Assignment:
List every decimal number in the two differential equations given at the start of the worked solution on equilibrium solutions.

Provided text:
== Segment start ==

Step-by-step explanation:

Given

See attachment for complete question

Required

Determine the equilibrium solutions

We have:

\frac{dR}{dt} = 0.09R(1 - 0.00025R) - 0.001RW

\frac{dW}{dt} = -0.02W + 0.00004RW

To solve this, we first equate \frac{dR}{dt} and \frac{dW}{dt} to 0.

So, we have:

0.09R(1 - 0.00025R) - 0.001RW = 0

-0.02W + 0.00004RW = 0

Factor out R in 0.09R(1 - 0.00025R) - 0.001RW = 0

R(0.09(1 - 0.00025R) - 0.001W) = 0

Split

R = 0   or 0.09(1 - 0.00025R) - 0.001W = 0

R = 0   or  0.09 - 2.25 * 10^{-5}R - 0.001W = 0

Factor out W in -0.02W + 0.00004RW = 0

W(-0.02 + 0.00004R) = 0

Split

W = 0 or -0.02 + 0.00004R = 0

Solve for R

-0.02 + 0.00004R = 0

0.00004R = 0.02

Make R the subject

R = \frac{0.02}{0.00004}

R = 500

When R = 500, we have:

0.09 - 2.25 * 10^{-5}R - 0.001W = 0

0.09 -2.25 * 10^{-5} * 500 - 0.001W = 0

0.09 -0.01125 - 0.001W = 0

0.07875 - 0.001W = 0

Collect like terms

- 0.001W = -0.07875

Solve for W

W = \frac{-0.07875}{ - 0.001}

W = 78.75

W \approx 79

(R,W) \to (500,79)

== Segment end ==

Dataset extract:
== Segment start ==

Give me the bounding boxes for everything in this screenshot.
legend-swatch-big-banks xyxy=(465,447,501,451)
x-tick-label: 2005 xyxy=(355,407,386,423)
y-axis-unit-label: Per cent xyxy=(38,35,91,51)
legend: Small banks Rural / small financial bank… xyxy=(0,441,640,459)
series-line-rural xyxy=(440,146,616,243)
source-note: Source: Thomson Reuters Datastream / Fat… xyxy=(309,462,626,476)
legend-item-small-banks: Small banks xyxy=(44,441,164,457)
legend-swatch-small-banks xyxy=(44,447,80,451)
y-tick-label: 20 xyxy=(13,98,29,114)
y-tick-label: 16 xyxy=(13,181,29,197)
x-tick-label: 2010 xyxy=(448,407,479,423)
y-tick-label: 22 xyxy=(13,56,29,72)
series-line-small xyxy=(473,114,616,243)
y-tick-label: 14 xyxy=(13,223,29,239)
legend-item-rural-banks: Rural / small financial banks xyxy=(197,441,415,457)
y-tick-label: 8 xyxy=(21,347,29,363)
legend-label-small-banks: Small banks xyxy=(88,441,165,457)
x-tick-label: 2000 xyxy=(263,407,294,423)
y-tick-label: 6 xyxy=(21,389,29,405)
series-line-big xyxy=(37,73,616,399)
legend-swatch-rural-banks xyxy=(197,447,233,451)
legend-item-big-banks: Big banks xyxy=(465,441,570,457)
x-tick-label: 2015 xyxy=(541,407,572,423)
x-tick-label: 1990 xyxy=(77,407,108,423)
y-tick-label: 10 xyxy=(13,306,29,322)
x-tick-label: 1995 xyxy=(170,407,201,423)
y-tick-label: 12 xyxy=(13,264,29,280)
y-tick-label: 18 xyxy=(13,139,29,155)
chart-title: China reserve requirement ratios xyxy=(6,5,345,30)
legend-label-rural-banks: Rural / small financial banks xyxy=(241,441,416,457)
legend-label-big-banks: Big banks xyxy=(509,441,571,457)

== Segment end ==

Completed exercise:
0.09, 0.00025, 0.001, 0.02, 0.00004